Bounding box annotations
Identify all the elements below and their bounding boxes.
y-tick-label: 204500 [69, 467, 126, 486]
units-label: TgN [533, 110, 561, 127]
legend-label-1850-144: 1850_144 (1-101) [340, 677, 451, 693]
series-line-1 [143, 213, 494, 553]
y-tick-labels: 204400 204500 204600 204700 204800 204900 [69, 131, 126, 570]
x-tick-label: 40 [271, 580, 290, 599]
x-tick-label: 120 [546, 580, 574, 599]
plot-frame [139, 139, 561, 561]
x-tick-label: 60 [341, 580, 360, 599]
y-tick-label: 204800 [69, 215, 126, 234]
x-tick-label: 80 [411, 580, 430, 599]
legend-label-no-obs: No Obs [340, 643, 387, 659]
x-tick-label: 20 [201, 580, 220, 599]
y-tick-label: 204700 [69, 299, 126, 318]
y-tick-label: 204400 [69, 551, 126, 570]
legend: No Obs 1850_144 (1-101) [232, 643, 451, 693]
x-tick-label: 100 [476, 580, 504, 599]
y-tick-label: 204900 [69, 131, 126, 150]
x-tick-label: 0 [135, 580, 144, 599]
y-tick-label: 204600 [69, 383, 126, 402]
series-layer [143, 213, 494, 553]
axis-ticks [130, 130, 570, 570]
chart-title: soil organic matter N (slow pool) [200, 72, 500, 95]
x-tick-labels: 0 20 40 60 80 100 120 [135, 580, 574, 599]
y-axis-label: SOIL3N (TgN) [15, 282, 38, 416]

GOAL OF THE EXERCISE
Please return every line of the material above exactly as it appears, without changing anything.

RESPONSE
Identify all the elements below and their bounding boxes.
y-tick-label: 204500 [69, 467, 126, 486]
units-label: TgN [533, 110, 561, 127]
legend-label-1850-144: 1850_144 (1-101) [340, 677, 451, 693]
series-line-1 [143, 213, 494, 553]
y-tick-labels: 204400 204500 204600 204700 204800 204900 [69, 131, 126, 570]
x-tick-label: 40 [271, 580, 290, 599]
x-tick-label: 120 [546, 580, 574, 599]
plot-frame [139, 139, 561, 561]
x-tick-label: 60 [341, 580, 360, 599]
y-tick-label: 204800 [69, 215, 126, 234]
x-tick-label: 80 [411, 580, 430, 599]
legend-label-no-obs: No Obs [340, 643, 387, 659]
x-tick-label: 20 [201, 580, 220, 599]
y-tick-label: 204700 [69, 299, 126, 318]
y-tick-label: 204400 [69, 551, 126, 570]
legend: No Obs 1850_144 (1-101) [232, 643, 451, 693]
x-tick-label: 100 [476, 580, 504, 599]
y-tick-label: 204900 [69, 131, 126, 150]
x-tick-label: 0 [135, 580, 144, 599]
y-tick-label: 204600 [69, 383, 126, 402]
series-layer [143, 213, 494, 553]
axis-ticks [130, 130, 570, 570]
chart-title: soil organic matter N (slow pool) [200, 72, 500, 95]
x-tick-labels: 0 20 40 60 80 100 120 [135, 580, 574, 599]
y-axis-label: SOIL3N (TgN) [15, 282, 38, 416]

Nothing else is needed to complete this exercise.